What you should do - Give the data again exactly as it appears.

Material provided -
══════════════════════════════
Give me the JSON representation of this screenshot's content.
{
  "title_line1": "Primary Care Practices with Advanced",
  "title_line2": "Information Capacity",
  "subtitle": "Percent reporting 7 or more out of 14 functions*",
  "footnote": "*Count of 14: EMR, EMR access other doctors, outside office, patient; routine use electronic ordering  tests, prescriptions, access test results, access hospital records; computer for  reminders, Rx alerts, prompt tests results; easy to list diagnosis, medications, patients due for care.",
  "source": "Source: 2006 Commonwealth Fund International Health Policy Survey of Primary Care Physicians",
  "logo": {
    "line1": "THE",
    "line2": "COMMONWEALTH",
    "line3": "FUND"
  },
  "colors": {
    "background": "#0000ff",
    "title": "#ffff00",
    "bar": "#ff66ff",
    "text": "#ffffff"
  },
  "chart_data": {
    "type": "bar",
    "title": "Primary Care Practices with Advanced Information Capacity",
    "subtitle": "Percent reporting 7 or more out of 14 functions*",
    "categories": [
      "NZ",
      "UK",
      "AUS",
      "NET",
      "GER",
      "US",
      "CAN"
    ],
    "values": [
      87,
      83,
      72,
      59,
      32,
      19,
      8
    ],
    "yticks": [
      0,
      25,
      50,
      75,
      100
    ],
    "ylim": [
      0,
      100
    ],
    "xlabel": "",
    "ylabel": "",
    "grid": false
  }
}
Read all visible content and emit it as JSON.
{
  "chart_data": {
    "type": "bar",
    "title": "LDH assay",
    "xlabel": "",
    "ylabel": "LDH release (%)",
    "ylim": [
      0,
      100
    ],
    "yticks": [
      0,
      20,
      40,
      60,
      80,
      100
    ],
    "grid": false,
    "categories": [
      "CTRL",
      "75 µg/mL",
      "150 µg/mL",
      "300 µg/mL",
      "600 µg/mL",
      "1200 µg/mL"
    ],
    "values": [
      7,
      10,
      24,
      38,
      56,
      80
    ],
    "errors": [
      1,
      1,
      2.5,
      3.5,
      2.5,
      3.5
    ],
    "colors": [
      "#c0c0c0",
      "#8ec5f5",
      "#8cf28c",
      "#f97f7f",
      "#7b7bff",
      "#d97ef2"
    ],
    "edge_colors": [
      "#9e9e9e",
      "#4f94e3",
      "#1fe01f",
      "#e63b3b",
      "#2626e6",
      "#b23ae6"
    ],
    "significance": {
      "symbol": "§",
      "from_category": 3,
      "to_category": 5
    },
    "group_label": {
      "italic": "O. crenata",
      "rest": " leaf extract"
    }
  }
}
══════════════════════════════
Exercise result -
Give me the JSON representation of this screenshot's content.
{
  "title_line1": "Primary Care Practices with Advanced",
  "title_line2": "Information Capacity",
  "subtitle": "Percent reporting 7 or more out of 14 functions*",
  "footnote": "*Count of 14: EMR, EMR access other doctors, outside office, patient; routine use electronic ordering  tests, prescriptions, access test results, access hospital records; computer for  reminders, Rx alerts, prompt tests results; easy to list diagnosis, medications, patients due for care.",
  "source": "Source: 2006 Commonwealth Fund International Health Policy Survey of Primary Care Physicians",
  "logo": {
    "line1": "THE",
    "line2": "COMMONWEALTH",
    "line3": "FUND"
  },
  "colors": {
    "background": "#0000ff",
    "title": "#ffff00",
    "bar": "#ff66ff",
    "text": "#ffffff"
  },
  "chart_data": {
    "type": "bar",
    "title": "Primary Care Practices with Advanced Information Capacity",
    "subtitle": "Percent reporting 7 or more out of 14 functions*",
    "categories": [
      "NZ",
      "UK",
      "AUS",
      "NET",
      "GER",
      "US",
      "CAN"
    ],
    "values": [
      87,
      83,
      72,
      59,
      32,
      19,
      8
    ],
    "yticks": [
      0,
      25,
      50,
      75,
      100
    ],
    "ylim": [
      0,
      100
    ],
    "xlabel": "",
    "ylabel": "",
    "grid": false
  }
}
Read all visible content and emit it as JSON.
{
  "chart_data": {
    "type": "bar",
    "title": "LDH assay",
    "xlabel": "",
    "ylabel": "LDH release (%)",
    "ylim": [
      0,
      100
    ],
    "yticks": [
      0,
      20,
      40,
      60,
      80,
      100
    ],
    "grid": false,
    "categories": [
      "CTRL",
      "75 µg/mL",
      "150 µg/mL",
      "300 µg/mL",
      "600 µg/mL",
      "1200 µg/mL"
    ],
    "values": [
      7,
      10,
      24,
      38,
      56,
      80
    ],
    "errors": [
      1,
      1,
      2.5,
      3.5,
      2.5,
      3.5
    ],
    "colors": [
      "#c0c0c0",
      "#8ec5f5",
      "#8cf28c",
      "#f97f7f",
      "#7b7bff",
      "#d97ef2"
    ],
    "edge_colors": [
      "#9e9e9e",
      "#4f94e3",
      "#1fe01f",
      "#e63b3b",
      "#2626e6",
      "#b23ae6"
    ],
    "significance": {
      "symbol": "§",
      "from_category": 3,
      "to_category": 5
    },
    "group_label": {
      "italic": "O. crenata",
      "rest": " leaf extract"
    }
  }
}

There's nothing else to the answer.